=== Problem requirements ===
Return the material word for word. Do not include the pictures.
══ Records supplied ══
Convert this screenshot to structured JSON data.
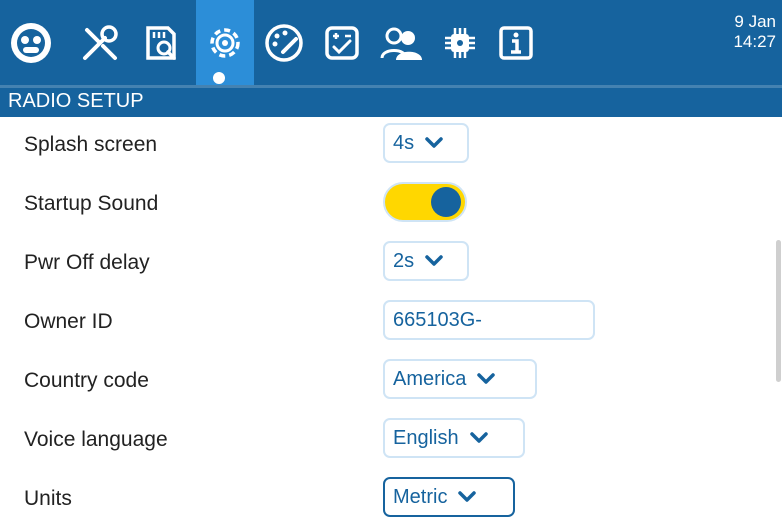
{
  "header": {
    "date": "9 Jan",
    "time": "14:27",
    "tabs": [
      {
        "name": "model-icon"
      },
      {
        "name": "tools-icon"
      },
      {
        "name": "sd-card-icon"
      },
      {
        "name": "gear-icon",
        "active": true
      },
      {
        "name": "theme-palette-icon"
      },
      {
        "name": "checklist-icon"
      },
      {
        "name": "users-icon"
      },
      {
        "name": "hardware-chip-icon"
      },
      {
        "name": "info-icon"
      }
    ]
  },
  "title": "RADIO SETUP",
  "settings": {
    "splash_screen": {
      "label": "Splash screen",
      "value": "4s"
    },
    "startup_sound": {
      "label": "Startup Sound",
      "enabled": true
    },
    "pwr_off_delay": {
      "label": "Pwr Off delay",
      "value": "2s"
    },
    "owner_id": {
      "label": "Owner ID",
      "value": "665103G-"
    },
    "country_code": {
      "label": "Country code",
      "value": "America"
    },
    "voice_language": {
      "label": "Voice language",
      "value": "English"
    },
    "units": {
      "label": "Units",
      "value": "Metric"
    }
  },
  "colors": {
    "header": "#16639e",
    "active_tab": "#2c8ed8",
    "toggle_on": "#ffd700",
    "value_text": "#16639e"
  }
}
═══
=== Response to this exercise ===
Convert this screenshot to structured JSON data.
{
  "header": {
    "date": "9 Jan",
    "time": "14:27",
    "tabs": [
      {
        "name": "model-icon"
      },
      {
        "name": "tools-icon"
      },
      {
        "name": "sd-card-icon"
      },
      {
        "name": "gear-icon",
        "active": true
      },
      {
        "name": "theme-palette-icon"
      },
      {
        "name": "checklist-icon"
      },
      {
        "name": "users-icon"
      },
      {
        "name": "hardware-chip-icon"
      },
      {
        "name": "info-icon"
      }
    ]
  },
  "title": "RADIO SETUP",
  "settings": {
    "splash_screen": {
      "label": "Splash screen",
      "value": "4s"
    },
    "startup_sound": {
      "label": "Startup Sound",
      "enabled": true
    },
    "pwr_off_delay": {
      "label": "Pwr Off delay",
      "value": "2s"
    },
    "owner_id": {
      "label": "Owner ID",
      "value": "665103G-"
    },
    "country_code": {
      "label": "Country code",
      "value": "America"
    },
    "voice_language": {
      "label": "Voice language",
      "value": "English"
    },
    "units": {
      "label": "Units",
      "value": "Metric"
    }
  },
  "colors": {
    "header": "#16639e",
    "active_tab": "#2c8ed8",
    "toggle_on": "#ffd700",
    "value_text": "#16639e"
  }
}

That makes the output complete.